> **TEXT EXTRACT**:
>> begin

Manage EMR on EKS with Terraform

Amazon EMR on EKS is a deployment option for Amazon EMR that allows you to automate the provisioning and management of open-source big data frameworks on EKS. While eksctl is popular for working with Amazon EKS clusters, it has limitations when it comes to building infrastructure that integrates multiple AWS services. Also it is not straightforward to update EKS cluster resources incrementally with it. On the other hand Terraform can be an effective tool for managing infrastructure that includes not only EKS and EMR virtual clusters but also other AWS resources. Moreover Terraform has a wide range of modules and it can even be simpler to build and manage infrastructure using those compared to the CLI tool. In this post, we’ll discuss how to provision and manage Spark jobs on EMR on EKS with Terraform. Amazon EKS Blueprints for Terraform will be used for provisioning EKS, EMR virtual cluster and related resources. Also Spark job autoscaling will be managed by Karpenter where two Spark jobs with and without Dynamic Resource Allocation (DRA) will be compared.

Infrastructure

When a user submits a Spark job, multiple Pods (controller, driver and executors) will be deployed to the EKS cluster that is registered with EMR. In general, Karpenter provides just-in-time capacity for unschedulable Pods by creating (and terminating afterwards) additional nodes. We can configure the pod templates of a Spark job so that all the Pods are managed by Karpenter. In this way, we are able to run it only in transient nodes. Karpenter simplifies autoscaling by provisioning just-in-time capacity and it also reduces scheduling latency. The source can be found in the post’s GitHub repository.

>> end

> **BRIEF A**:
Write out the records from their first line up to and including the line with "map-y-tick-label: -36 [657, 483, 675, 497]".
The Terraform text has no connection to the records.

(Excerpts from a layout annotation set)
>> begin

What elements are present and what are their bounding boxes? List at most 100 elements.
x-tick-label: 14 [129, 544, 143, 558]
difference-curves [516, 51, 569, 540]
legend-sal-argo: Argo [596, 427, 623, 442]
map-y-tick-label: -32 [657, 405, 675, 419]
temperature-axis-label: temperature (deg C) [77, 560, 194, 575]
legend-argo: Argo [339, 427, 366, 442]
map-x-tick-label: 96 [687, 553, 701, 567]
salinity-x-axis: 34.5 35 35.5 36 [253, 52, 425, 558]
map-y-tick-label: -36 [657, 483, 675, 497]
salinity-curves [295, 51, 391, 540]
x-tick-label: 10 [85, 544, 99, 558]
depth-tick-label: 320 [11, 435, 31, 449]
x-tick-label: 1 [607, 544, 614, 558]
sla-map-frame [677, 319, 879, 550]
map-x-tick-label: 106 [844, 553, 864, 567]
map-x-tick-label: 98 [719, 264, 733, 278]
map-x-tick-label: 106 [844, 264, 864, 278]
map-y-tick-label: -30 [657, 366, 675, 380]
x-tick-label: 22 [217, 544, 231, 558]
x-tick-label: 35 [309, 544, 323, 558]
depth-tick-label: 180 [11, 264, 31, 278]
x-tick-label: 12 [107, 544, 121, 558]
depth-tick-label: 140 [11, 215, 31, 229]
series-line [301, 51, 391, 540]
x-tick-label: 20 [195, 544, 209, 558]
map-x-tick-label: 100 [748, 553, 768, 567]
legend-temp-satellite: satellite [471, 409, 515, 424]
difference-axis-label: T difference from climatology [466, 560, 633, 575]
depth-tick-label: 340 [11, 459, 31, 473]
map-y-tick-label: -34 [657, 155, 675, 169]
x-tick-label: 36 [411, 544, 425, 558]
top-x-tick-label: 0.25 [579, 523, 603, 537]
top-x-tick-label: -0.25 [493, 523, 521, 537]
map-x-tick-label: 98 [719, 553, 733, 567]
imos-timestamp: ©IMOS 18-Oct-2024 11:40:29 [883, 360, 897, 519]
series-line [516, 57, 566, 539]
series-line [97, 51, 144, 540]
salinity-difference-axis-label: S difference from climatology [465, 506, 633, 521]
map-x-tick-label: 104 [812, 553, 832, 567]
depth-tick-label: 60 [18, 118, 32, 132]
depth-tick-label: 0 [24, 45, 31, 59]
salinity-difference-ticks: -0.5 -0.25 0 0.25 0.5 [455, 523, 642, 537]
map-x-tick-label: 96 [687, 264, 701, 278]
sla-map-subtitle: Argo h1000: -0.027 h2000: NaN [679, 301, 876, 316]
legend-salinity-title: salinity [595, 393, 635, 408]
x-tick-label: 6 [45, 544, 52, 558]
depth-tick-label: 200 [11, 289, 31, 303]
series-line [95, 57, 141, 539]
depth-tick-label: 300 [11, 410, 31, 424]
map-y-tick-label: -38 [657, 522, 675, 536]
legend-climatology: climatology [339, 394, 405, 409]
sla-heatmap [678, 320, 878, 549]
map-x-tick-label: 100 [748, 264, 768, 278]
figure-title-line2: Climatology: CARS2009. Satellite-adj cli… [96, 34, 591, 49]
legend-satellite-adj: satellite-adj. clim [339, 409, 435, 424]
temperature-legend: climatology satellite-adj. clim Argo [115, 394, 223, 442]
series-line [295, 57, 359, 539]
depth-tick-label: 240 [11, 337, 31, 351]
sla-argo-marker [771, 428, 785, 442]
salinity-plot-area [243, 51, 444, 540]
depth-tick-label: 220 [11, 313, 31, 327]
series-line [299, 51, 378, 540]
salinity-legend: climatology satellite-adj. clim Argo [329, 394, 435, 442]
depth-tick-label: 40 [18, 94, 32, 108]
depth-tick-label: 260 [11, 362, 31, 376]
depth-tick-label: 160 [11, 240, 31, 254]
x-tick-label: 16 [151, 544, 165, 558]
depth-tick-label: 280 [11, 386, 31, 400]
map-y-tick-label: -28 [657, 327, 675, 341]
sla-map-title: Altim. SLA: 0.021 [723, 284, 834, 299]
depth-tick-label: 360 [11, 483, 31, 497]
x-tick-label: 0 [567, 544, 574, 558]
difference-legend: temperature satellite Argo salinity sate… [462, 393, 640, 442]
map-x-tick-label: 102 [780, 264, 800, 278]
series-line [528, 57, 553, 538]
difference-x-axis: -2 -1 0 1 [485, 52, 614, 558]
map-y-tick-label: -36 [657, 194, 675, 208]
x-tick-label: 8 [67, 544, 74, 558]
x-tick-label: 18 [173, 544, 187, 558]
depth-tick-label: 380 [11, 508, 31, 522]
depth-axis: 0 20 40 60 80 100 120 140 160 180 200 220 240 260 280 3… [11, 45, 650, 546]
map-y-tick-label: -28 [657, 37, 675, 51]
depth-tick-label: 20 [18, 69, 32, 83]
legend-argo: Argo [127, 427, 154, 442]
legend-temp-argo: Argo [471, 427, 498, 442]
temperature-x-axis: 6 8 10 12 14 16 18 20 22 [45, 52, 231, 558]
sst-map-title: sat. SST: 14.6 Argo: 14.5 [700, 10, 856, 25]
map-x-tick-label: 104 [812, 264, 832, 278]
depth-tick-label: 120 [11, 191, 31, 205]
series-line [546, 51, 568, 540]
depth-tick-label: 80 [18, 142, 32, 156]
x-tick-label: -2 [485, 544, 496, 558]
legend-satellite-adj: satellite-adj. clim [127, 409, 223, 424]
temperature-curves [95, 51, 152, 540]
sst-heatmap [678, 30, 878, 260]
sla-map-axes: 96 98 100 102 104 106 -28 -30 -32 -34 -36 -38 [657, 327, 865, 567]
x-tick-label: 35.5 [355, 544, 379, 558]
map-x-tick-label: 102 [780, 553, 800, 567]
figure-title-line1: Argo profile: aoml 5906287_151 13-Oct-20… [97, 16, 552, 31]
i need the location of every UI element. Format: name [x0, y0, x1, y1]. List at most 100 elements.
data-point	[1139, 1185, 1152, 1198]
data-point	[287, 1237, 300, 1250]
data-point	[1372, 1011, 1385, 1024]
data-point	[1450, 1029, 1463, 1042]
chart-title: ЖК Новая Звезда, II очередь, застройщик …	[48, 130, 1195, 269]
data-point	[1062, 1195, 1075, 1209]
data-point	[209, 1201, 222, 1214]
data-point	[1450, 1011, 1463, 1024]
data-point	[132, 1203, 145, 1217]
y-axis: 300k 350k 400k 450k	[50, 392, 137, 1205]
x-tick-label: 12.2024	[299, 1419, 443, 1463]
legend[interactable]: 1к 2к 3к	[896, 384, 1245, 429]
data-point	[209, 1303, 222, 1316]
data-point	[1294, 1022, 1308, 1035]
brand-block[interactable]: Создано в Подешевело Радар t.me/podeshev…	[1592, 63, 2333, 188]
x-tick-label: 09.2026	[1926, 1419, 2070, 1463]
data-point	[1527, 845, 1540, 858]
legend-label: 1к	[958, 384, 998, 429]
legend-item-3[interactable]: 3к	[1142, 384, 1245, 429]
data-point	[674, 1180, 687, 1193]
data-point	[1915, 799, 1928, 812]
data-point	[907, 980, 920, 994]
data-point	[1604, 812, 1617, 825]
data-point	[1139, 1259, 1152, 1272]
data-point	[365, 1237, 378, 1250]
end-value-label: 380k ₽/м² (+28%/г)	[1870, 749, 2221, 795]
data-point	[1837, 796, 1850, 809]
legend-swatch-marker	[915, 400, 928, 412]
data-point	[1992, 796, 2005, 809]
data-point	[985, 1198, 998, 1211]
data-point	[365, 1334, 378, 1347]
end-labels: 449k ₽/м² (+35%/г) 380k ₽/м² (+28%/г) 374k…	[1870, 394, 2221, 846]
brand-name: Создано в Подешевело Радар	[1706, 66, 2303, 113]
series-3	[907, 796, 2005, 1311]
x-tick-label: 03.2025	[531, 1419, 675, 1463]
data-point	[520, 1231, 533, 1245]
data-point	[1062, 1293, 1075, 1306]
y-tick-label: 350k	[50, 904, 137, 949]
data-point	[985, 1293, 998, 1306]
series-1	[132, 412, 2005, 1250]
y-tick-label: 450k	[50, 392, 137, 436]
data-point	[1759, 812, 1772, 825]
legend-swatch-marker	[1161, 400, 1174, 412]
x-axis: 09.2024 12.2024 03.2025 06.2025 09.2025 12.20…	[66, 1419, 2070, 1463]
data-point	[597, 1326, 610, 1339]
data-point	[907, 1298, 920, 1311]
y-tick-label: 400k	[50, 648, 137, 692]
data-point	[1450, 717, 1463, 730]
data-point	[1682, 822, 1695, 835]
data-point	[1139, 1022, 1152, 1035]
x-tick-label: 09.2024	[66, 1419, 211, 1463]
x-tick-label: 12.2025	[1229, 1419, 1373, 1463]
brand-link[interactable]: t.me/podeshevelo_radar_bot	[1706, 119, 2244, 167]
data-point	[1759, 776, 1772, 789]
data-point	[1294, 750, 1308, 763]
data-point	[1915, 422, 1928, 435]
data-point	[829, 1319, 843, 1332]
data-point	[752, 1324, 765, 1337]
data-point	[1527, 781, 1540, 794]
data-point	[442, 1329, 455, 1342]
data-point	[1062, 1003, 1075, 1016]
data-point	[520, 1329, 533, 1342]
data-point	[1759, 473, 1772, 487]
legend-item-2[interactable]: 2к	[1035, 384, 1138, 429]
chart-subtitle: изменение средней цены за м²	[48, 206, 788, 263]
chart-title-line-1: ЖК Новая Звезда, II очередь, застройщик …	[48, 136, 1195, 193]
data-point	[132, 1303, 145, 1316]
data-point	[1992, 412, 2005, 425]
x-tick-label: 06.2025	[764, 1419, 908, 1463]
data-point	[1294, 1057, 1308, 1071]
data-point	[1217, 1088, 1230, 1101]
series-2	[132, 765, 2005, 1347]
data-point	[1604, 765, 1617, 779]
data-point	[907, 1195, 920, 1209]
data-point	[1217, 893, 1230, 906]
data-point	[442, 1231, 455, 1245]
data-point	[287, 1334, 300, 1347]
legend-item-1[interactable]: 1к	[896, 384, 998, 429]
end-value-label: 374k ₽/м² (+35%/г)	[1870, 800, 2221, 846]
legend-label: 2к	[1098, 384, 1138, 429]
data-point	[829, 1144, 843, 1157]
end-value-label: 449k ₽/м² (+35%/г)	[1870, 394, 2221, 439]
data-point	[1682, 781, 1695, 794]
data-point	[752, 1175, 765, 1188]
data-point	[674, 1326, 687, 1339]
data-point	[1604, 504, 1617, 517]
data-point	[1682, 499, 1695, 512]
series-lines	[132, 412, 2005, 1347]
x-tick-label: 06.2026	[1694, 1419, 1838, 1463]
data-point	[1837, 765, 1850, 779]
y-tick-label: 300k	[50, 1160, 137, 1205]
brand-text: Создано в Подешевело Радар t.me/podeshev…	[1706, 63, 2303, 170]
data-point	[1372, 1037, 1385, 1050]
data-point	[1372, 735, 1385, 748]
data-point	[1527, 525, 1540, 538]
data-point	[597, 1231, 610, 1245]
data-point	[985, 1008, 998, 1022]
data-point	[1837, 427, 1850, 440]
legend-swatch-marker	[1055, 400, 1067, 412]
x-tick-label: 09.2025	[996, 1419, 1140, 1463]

>> end

> **BRIEF B**:
Give again the passage of the Terraform text from "When a user" up to and including "post’s GitHub repository.", word for word.

> **EXERCISE RESULT A**:
What elements are present and what are their bounding boxes? List at most 100 elements.
x-tick-label: 14 [129, 544, 143, 558]
difference-curves [516, 51, 569, 540]
legend-sal-argo: Argo [596, 427, 623, 442]
map-y-tick-label: -32 [657, 405, 675, 419]
temperature-axis-label: temperature (deg C) [77, 560, 194, 575]
legend-argo: Argo [339, 427, 366, 442]
map-x-tick-label: 96 [687, 553, 701, 567]
salinity-x-axis: 34.5 35 35.5 36 [253, 52, 425, 558]
map-y-tick-label: -36 [657, 483, 675, 497]

> **EXERCISE RESULT B**:
When a user submits a Spark job, multiple Pods (controller, driver and executors) will be deployed to the EKS cluster that is registered with EMR. In general, Karpenter provides just-in-time capacity for unschedulable Pods by creating (and terminating afterwards) additional nodes. We can configure the pod templates of a Spark job so that all the Pods are managed by Karpenter. In this way, we are able to run it only in transient nodes. Karpenter simplifies autoscaling by provisioning just-in-time capacity and it also reduces scheduling latency. The source can be found in the post’s GitHub repository.